**Requirements**
Render the stretch from the line containing "item-name: 寵物：玉蜂 (485, 447, 566, 465)" through the line containing "diamond-icon: ◆ (477, 170, 494, 195)" as a Markdown table with the columns Number and Record line, one row per line and blank lines omitted.

[start of Material for this exercise]

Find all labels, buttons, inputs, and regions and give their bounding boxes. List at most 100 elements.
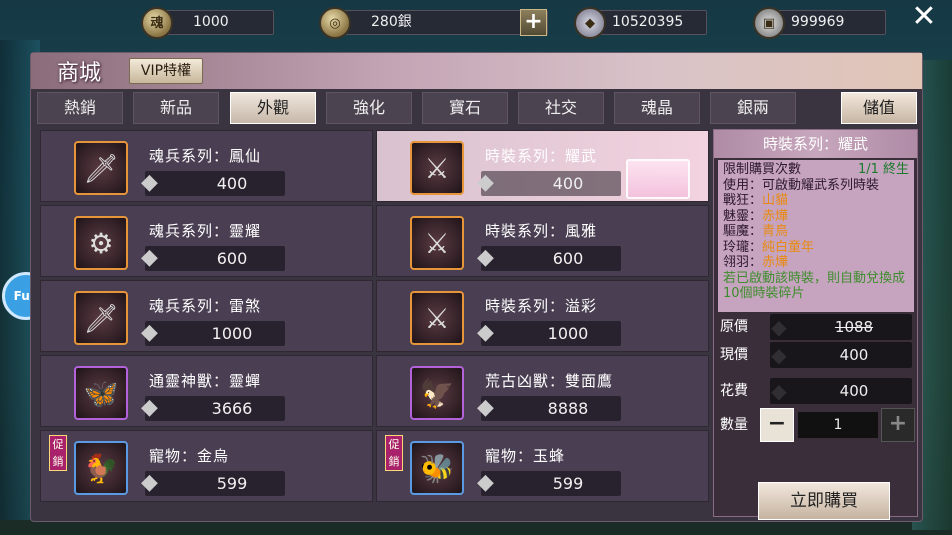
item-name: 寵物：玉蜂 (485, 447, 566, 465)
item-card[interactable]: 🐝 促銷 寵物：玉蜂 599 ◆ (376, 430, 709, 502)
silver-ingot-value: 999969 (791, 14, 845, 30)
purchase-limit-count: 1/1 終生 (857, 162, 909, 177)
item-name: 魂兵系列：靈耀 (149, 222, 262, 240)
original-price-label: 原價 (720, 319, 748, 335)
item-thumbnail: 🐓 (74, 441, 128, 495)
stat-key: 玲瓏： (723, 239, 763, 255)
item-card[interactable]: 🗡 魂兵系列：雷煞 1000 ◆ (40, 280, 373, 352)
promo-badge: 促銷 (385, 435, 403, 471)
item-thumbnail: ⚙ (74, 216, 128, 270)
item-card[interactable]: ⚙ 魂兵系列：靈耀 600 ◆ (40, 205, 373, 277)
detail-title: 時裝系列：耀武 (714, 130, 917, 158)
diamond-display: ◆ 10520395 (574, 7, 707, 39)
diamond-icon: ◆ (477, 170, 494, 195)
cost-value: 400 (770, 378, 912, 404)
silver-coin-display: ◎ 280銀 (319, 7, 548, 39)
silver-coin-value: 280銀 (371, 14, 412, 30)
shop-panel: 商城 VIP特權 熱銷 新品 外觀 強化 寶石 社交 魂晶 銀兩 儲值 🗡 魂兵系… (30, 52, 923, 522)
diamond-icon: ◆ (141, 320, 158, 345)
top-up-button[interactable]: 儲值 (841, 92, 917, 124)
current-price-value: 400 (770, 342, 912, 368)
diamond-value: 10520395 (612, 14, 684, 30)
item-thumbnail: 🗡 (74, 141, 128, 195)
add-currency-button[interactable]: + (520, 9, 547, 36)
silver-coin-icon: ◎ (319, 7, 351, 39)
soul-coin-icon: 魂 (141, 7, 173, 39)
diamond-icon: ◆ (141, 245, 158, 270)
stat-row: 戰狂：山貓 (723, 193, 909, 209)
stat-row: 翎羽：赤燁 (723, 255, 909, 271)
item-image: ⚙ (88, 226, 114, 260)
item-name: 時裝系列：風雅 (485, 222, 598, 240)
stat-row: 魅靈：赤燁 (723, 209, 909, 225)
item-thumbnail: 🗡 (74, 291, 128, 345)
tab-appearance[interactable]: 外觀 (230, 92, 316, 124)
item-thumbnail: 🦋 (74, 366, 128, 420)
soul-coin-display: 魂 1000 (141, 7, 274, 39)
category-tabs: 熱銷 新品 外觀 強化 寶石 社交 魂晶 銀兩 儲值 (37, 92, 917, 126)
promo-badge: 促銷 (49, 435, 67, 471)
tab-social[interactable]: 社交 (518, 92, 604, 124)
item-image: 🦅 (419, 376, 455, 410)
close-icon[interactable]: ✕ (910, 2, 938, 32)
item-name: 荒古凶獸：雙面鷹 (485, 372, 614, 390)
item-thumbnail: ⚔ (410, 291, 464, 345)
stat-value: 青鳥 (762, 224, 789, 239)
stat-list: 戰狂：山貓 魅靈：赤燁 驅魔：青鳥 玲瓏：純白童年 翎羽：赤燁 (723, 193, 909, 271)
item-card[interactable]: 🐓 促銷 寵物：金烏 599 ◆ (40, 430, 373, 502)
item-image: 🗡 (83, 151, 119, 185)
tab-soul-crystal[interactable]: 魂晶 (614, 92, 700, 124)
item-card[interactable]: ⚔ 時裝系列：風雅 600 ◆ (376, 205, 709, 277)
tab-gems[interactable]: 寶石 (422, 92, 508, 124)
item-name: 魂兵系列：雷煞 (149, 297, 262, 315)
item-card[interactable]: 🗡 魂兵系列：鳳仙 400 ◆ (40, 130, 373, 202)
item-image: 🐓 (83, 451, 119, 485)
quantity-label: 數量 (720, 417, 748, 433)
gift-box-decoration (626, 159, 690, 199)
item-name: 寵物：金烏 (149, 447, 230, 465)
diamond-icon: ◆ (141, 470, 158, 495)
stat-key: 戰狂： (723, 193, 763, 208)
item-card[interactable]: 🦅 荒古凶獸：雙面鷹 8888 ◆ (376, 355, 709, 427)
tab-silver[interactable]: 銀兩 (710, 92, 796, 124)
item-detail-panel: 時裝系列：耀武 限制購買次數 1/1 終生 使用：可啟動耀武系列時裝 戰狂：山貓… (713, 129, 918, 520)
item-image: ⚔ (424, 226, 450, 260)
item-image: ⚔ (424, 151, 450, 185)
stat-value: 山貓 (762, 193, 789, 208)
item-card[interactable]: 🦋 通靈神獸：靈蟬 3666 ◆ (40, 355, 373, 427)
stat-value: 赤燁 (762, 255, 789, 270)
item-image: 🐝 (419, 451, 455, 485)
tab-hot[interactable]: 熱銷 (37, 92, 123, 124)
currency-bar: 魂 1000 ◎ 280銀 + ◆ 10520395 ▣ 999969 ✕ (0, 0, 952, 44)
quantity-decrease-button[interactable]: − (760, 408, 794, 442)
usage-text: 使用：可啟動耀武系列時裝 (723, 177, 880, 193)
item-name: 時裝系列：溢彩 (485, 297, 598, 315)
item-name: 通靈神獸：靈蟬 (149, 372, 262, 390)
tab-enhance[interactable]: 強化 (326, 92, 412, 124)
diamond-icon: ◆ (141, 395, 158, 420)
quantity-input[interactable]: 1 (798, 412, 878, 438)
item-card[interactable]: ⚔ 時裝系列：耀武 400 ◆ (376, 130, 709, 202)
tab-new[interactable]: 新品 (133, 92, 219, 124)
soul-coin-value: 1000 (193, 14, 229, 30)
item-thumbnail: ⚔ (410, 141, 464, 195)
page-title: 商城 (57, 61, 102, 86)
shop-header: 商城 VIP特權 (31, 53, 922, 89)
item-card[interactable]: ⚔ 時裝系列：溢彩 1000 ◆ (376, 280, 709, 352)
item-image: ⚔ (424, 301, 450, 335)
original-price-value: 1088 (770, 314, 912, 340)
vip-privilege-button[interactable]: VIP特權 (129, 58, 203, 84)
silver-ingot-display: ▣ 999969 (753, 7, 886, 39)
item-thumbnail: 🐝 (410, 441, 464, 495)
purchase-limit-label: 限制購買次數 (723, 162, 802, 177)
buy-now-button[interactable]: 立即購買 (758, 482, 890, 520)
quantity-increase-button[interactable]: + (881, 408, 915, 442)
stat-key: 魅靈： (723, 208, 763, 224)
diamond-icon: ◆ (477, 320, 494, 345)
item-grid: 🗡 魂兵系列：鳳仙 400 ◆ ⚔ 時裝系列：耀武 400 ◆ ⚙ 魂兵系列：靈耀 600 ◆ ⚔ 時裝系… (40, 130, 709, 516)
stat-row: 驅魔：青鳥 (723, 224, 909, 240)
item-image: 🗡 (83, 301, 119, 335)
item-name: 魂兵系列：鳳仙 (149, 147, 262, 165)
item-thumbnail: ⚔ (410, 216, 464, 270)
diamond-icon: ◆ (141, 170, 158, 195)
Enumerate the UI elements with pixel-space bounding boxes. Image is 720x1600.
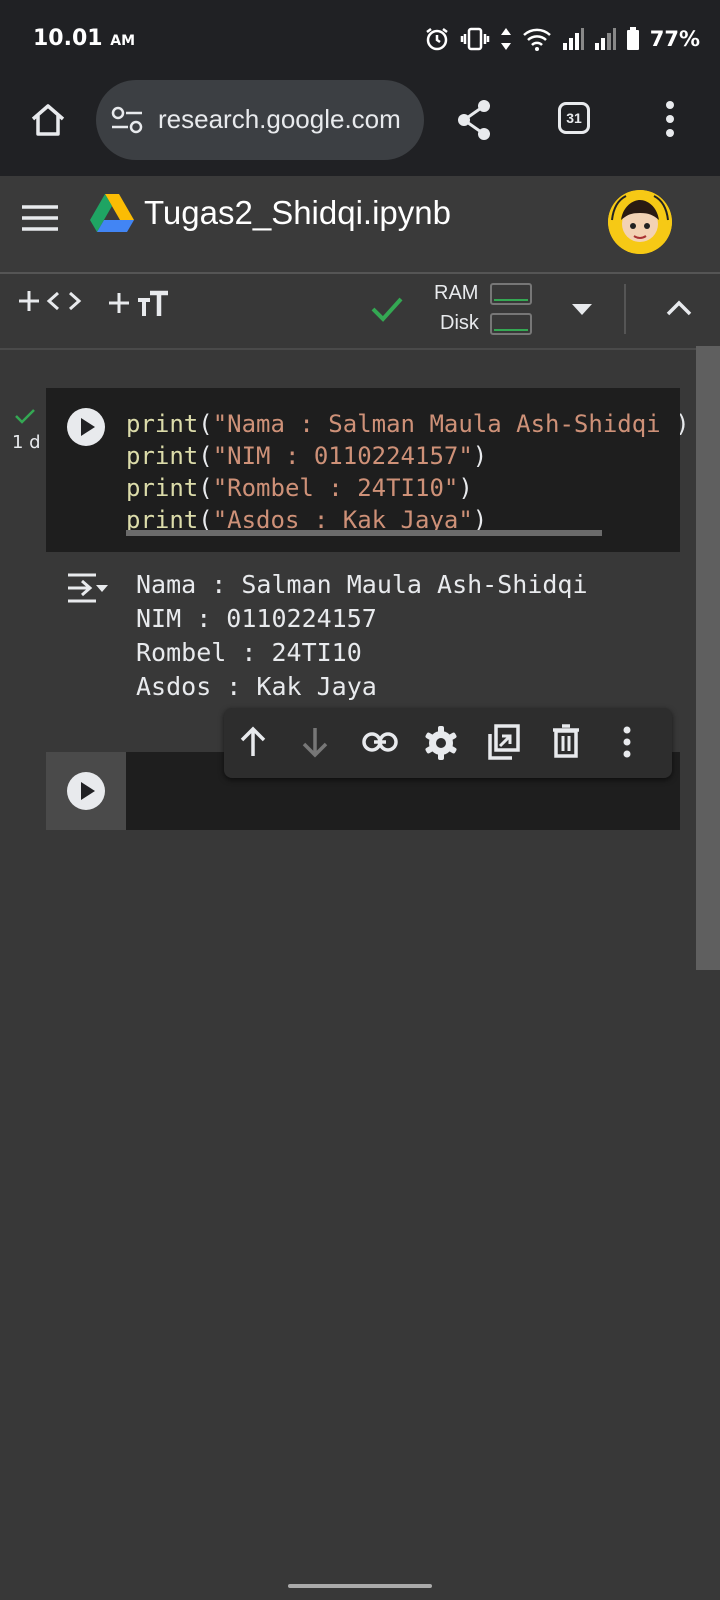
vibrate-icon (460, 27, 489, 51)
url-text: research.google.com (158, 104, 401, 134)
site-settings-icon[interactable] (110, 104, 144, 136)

[end of Material for this exercise]

**Reply**
| Number | Record line |
|---|---|
| 1 | item-name: 寵物：玉蜂 (485, 447, 566, 465) |
| 2 | item-card[interactable]: 🐝 促銷 寵物：玉蜂 599 ◆ (376, 430, 709, 502) |
| 3 | silver-ingot-value: 999969 (791, 14, 845, 30) |
| 4 | purchase-limit-count: 1/1 終生 (857, 162, 909, 177) |
| 5 | item-name: 魂兵系列：靈耀 (149, 222, 262, 240) |
| 6 | original-price-label: 原價 (720, 319, 748, 335) |
| 7 | item-thumbnail: 🐓 (74, 441, 128, 495) |
| 8 | stat-key: 玲瓏： (723, 239, 763, 255) |
| 9 | item-card[interactable]: 🗡 魂兵系列：雷煞 1000 ◆ (40, 280, 373, 352) |
| 10 | promo-badge: 促銷 (385, 435, 403, 471) |
| 11 | item-thumbnail: ⚙ (74, 216, 128, 270) |
| 12 | item-card[interactable]: ⚙ 魂兵系列：靈耀 600 ◆ (40, 205, 373, 277) |
| 13 | detail-title: 時裝系列：耀武 (714, 130, 917, 158) |
| 14 | diamond-display: ◆ 10520395 (574, 7, 707, 39) |
| 15 | diamond-icon: ◆ (477, 170, 494, 195) |